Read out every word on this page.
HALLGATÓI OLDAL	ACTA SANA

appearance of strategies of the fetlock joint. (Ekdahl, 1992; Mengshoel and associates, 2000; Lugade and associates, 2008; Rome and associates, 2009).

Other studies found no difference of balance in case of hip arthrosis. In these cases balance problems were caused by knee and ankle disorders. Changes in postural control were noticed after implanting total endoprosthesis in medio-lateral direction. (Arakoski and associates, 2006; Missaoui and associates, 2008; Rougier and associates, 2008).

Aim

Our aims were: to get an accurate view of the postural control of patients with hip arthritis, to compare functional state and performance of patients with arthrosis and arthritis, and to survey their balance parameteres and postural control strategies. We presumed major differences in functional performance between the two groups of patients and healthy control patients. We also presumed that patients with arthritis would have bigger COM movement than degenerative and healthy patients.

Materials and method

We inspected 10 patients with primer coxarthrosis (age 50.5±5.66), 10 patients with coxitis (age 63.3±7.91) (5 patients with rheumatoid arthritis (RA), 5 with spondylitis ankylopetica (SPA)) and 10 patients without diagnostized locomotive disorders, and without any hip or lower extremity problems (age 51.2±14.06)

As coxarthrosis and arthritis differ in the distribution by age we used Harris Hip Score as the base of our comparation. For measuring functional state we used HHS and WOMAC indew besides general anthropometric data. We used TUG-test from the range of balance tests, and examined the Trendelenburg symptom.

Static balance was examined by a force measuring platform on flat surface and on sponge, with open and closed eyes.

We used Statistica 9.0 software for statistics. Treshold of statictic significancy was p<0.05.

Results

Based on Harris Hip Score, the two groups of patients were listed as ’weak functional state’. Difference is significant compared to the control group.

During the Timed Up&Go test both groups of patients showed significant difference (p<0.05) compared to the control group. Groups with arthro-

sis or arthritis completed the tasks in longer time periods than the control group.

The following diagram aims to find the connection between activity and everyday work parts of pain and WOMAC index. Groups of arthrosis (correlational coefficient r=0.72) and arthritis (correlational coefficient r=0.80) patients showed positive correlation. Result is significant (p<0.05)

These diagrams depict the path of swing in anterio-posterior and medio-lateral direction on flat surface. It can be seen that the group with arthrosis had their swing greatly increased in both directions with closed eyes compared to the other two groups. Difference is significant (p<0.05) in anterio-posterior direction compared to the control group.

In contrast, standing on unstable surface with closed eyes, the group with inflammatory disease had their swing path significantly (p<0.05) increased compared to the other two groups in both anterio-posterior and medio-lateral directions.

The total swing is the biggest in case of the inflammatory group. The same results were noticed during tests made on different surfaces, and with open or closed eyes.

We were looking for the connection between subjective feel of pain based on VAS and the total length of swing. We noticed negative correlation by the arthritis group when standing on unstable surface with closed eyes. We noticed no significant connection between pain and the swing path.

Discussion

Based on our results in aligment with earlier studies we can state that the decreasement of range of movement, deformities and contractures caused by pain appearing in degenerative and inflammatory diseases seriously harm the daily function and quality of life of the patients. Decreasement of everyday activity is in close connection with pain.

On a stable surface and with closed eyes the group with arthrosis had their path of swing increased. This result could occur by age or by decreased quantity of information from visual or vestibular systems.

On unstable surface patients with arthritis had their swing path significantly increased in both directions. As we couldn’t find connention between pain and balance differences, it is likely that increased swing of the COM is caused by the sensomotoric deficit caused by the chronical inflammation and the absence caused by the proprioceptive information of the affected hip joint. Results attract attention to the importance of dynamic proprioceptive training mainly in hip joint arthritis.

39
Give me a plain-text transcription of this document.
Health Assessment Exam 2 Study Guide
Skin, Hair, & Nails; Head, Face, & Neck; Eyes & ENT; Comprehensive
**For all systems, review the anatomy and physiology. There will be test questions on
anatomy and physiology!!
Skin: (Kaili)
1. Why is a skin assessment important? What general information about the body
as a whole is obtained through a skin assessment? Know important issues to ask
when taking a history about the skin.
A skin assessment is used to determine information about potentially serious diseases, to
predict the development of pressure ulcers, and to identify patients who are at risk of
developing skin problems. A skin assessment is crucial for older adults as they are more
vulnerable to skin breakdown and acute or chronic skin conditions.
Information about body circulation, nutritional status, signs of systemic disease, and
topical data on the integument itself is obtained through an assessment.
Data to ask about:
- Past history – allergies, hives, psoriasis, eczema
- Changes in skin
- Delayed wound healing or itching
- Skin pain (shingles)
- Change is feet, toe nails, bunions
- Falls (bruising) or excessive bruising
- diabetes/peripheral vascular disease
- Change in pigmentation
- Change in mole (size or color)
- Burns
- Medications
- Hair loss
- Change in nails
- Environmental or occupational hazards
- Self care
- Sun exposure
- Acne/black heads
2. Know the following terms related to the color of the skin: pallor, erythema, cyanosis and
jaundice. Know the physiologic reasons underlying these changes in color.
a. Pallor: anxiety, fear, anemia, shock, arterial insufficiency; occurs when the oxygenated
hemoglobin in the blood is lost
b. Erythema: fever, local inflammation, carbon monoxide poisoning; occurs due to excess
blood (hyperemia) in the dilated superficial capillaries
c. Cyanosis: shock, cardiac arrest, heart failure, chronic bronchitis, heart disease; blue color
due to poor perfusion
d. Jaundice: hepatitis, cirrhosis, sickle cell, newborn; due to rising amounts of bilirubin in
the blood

**Your instructions**
Starting with the line that has "Give me a plain-text", print each remaining line of the listing exactly.

**Answer area**
Give me a plain-text transcription of this document.
Health Assessment Exam 2 Study Guide
Skin, Hair, & Nails; Head, Face, & Neck; Eyes & ENT; Comprehensive
**For all systems, review the anatomy and physiology. There will be test questions on
anatomy and physiology!!
Skin: (Kaili)
1. Why is a skin assessment important? What general information about the body
as a whole is obtained through a skin assessment? Know important issues to ask
when taking a history about the skin.
A skin assessment is used to determine information about potentially serious diseases, to
predict the development of pressure ulcers, and to identify patients who are at risk of
developing skin problems. A skin assessment is crucial for older adults as they are more
vulnerable to skin breakdown and acute or chronic skin conditions.
Information about body circulation, nutritional status, signs of systemic disease, and
topical data on the integument itself is obtained through an assessment.
Data to ask about:
- Past history – allergies, hives, psoriasis, eczema
- Changes in skin
- Delayed wound healing or itching
- Skin pain (shingles)
- Change is feet, toe nails, bunions
- Falls (bruising) or excessive bruising
- diabetes/peripheral vascular disease
- Change in pigmentation
- Change in mole (size or color)
- Burns
- Medications
- Hair loss
- Change in nails
- Environmental or occupational hazards
- Self care
- Sun exposure
- Acne/black heads
2. Know the following terms related to the color of the skin: pallor, erythema, cyanosis and
jaundice. Know the physiologic reasons underlying these changes in color.
a. Pallor: anxiety, fear, anemia, shock, arterial insufficiency; occurs when the oxygenated
hemoglobin in the blood is lost
b. Erythema: fever, local inflammation, carbon monoxide poisoning; occurs due to excess
blood (hyperemia) in the dilated superficial capillaries
c. Cyanosis: shock, cardiac arrest, heart failure, chronic bronchitis, heart disease; blue color
due to poor perfusion
d. Jaundice: hepatitis, cirrhosis, sickle cell, newborn; due to rising amounts of bilirubin in
the blood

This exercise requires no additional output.